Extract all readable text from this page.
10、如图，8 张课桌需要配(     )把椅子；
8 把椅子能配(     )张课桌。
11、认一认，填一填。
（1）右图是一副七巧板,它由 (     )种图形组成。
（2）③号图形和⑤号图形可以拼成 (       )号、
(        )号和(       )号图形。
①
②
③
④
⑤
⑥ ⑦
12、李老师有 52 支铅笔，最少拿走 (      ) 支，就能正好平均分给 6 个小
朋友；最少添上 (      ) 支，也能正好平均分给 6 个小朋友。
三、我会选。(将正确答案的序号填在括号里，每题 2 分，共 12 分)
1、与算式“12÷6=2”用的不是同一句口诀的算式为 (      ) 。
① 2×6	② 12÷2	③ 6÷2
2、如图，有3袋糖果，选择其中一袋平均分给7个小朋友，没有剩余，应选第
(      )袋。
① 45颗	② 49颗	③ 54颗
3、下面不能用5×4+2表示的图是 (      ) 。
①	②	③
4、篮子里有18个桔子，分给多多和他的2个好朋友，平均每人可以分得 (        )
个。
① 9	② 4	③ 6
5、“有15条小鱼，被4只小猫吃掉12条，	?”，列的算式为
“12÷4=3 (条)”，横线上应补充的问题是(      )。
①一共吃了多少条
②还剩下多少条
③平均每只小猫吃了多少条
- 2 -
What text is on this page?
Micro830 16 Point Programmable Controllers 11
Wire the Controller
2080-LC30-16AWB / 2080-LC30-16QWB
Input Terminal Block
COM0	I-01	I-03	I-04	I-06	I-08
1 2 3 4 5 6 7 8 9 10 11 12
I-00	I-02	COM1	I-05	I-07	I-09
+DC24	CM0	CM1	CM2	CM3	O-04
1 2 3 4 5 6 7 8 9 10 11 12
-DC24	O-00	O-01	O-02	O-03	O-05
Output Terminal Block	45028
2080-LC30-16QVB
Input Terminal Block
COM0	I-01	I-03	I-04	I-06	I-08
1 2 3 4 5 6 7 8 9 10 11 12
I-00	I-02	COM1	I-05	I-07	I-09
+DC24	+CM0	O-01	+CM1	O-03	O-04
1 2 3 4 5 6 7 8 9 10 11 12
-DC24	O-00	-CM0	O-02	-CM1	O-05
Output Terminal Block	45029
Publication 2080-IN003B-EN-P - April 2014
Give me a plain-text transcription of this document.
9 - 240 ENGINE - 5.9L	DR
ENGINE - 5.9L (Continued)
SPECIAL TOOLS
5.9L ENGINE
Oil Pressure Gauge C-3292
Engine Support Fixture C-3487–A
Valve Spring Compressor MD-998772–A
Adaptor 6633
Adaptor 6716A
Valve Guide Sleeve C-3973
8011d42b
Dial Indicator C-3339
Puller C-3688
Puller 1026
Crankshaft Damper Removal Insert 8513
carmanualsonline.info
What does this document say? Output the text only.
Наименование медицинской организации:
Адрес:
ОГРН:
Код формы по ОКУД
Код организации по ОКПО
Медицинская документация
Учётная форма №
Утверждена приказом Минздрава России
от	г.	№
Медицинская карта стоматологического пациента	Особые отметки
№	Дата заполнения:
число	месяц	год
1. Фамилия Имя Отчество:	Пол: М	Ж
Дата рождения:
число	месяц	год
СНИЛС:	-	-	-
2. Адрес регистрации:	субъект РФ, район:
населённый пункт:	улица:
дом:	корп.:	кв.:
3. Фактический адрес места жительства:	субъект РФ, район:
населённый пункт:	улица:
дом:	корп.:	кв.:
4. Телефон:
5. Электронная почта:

Task goal: Nothing outside the span should appear: transcribe the lines from the one containing "What text is on this page?" through the last line of the records.

Task output:
What text is on this page?
Micro830 16 Point Programmable Controllers 11
Wire the Controller
2080-LC30-16AWB / 2080-LC30-16QWB
Input Terminal Block
COM0	I-01	I-03	I-04	I-06	I-08
1 2 3 4 5 6 7 8 9 10 11 12
I-00	I-02	COM1	I-05	I-07	I-09
+DC24	CM0	CM1	CM2	CM3	O-04
1 2 3 4 5 6 7 8 9 10 11 12
-DC24	O-00	O-01	O-02	O-03	O-05
Output Terminal Block	45028
2080-LC30-16QVB
Input Terminal Block
COM0	I-01	I-03	I-04	I-06	I-08
1 2 3 4 5 6 7 8 9 10 11 12
I-00	I-02	COM1	I-05	I-07	I-09
+DC24	+CM0	O-01	+CM1	O-03	O-04
1 2 3 4 5 6 7 8 9 10 11 12
-DC24	O-00	-CM0	O-02	-CM1	O-05
Output Terminal Block	45029
Publication 2080-IN003B-EN-P - April 2014
Give me a plain-text transcription of this document.
9 - 240 ENGINE - 5.9L	DR
ENGINE - 5.9L (Continued)
SPECIAL TOOLS
5.9L ENGINE
Oil Pressure Gauge C-3292
Engine Support Fixture C-3487–A
Valve Spring Compressor MD-998772–A
Adaptor 6633
Adaptor 6716A
Valve Guide Sleeve C-3973
8011d42b
Dial Indicator C-3339
Puller C-3688
Puller 1026
Crankshaft Damper Removal Insert 8513
carmanualsonline.info
What does this document say? Output the text only.
Наименование медицинской организации:
Адрес:
ОГРН:
Код формы по ОКУД
Код организации по ОКПО
Медицинская документация
Учётная форма №
Утверждена приказом Минздрава России
от	г.	№
Медицинская карта стоматологического пациента	Особые отметки
№	Дата заполнения:
число	месяц	год
1. Фамилия Имя Отчество:	Пол: М	Ж
Дата рождения:
число	месяц	год
СНИЛС:	-	-	-
2. Адрес регистрации:	субъект РФ, район:
населённый пункт:	улица:
дом:	корп.:	кв.:
3. Фактический адрес места жительства:	субъект РФ, район:
населённый пункт:	улица:
дом:	корп.:	кв.:
4. Телефон:
5. Электронная почта:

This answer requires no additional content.